**ACTION ITEM**
Please return every line in the entries below with the word "title" in it.

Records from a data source
───

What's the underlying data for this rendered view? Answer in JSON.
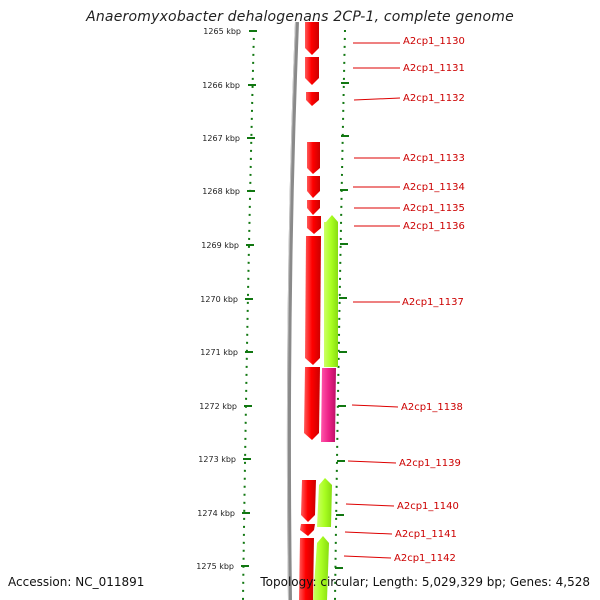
{
  "title": "Anaeromyxobacter dehalogenans 2CP-1, complete genome",
  "footer": {
    "accession": "Accession: NC_011891",
    "summary": "Topology: circular; Length: 5,029,329 bp; Genes: 4,528"
  },
  "colors": {
    "forward_gene": "#ff0000",
    "reverse_gene_green": "#aaff22",
    "reverse_gene_magenta": "#ee2288",
    "backbone": "#888888",
    "ticks": "#117711",
    "label_text": "#cc0000",
    "leader_line": "#dd0000"
  },
  "scale": {
    "unit": "kbp",
    "ticks": [
      {
        "label": "1265 kbp"
      },
      {
        "label": "1266 kbp"
      },
      {
        "label": "1267 kbp"
      },
      {
        "label": "1268 kbp"
      },
      {
        "label": "1269 kbp"
      },
      {
        "label": "1270 kbp"
      },
      {
        "label": "1271 kbp"
      },
      {
        "label": "1272 kbp"
      },
      {
        "label": "1273 kbp"
      },
      {
        "label": "1274 kbp"
      },
      {
        "label": "1275 kbp"
      }
    ]
  },
  "genes": [
    {
      "name": "A2cp1_1130"
    },
    {
      "name": "A2cp1_1131"
    },
    {
      "name": "A2cp1_1132"
    },
    {
      "name": "A2cp1_1133"
    },
    {
      "name": "A2cp1_1134"
    },
    {
      "name": "A2cp1_1135"
    },
    {
      "name": "A2cp1_1136"
    },
    {
      "name": "A2cp1_1137"
    },
    {
      "name": "A2cp1_1138"
    },
    {
      "name": "A2cp1_1139"
    },
    {
      "name": "A2cp1_1140"
    },
    {
      "name": "A2cp1_1141"
    },
    {
      "name": "A2cp1_1142"
    }
  ]
}
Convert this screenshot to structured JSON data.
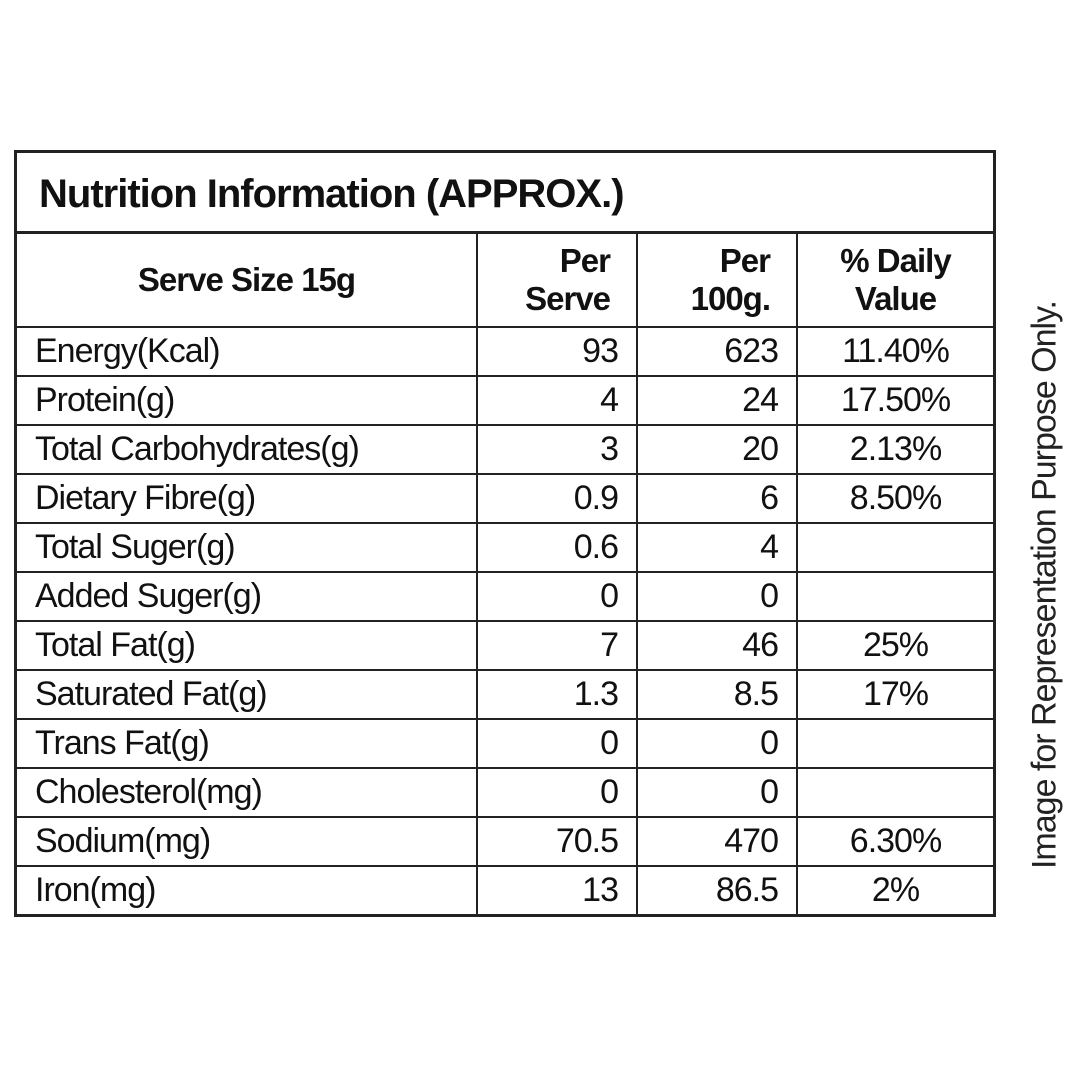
{
  "table": {
    "title": "Nutrition Information (APPROX.)",
    "header": [
      "Serve Size 15g",
      "Per Serve",
      "Per 100g.",
      "% Daily Value"
    ],
    "rows": [
      [
        "Energy(Kcal)",
        "93",
        "623",
        "11.40%"
      ],
      [
        "Protein(g)",
        "4",
        "24",
        "17.50%"
      ],
      [
        "Total Carbohydrates(g)",
        "3",
        "20",
        "2.13%"
      ],
      [
        "Dietary Fibre(g)",
        "0.9",
        "6",
        "8.50%"
      ],
      [
        "Total Suger(g)",
        "0.6",
        "4",
        null
      ],
      [
        "Added Suger(g)",
        "0",
        "0",
        null
      ],
      [
        "Total Fat(g)",
        "7",
        "46",
        "25%"
      ],
      [
        "Saturated Fat(g)",
        "1.3",
        "8.5",
        "17%"
      ],
      [
        "Trans Fat(g)",
        "0",
        "0",
        null
      ],
      [
        "Cholesterol(mg)",
        "0",
        "0",
        null
      ],
      [
        "Sodium(mg)",
        "70.5",
        "470",
        "6.30%"
      ],
      [
        "Iron(mg)",
        "13",
        "86.5",
        "2%"
      ]
    ]
  },
  "side_note": "Image for Representation Purpose Only."
}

───

**RESPONSE AREA**
  "title": "Anaeromyxobacter dehalogenans 2CP-1, complete genome",
    "title": "Nutrition Information (APPROX.)",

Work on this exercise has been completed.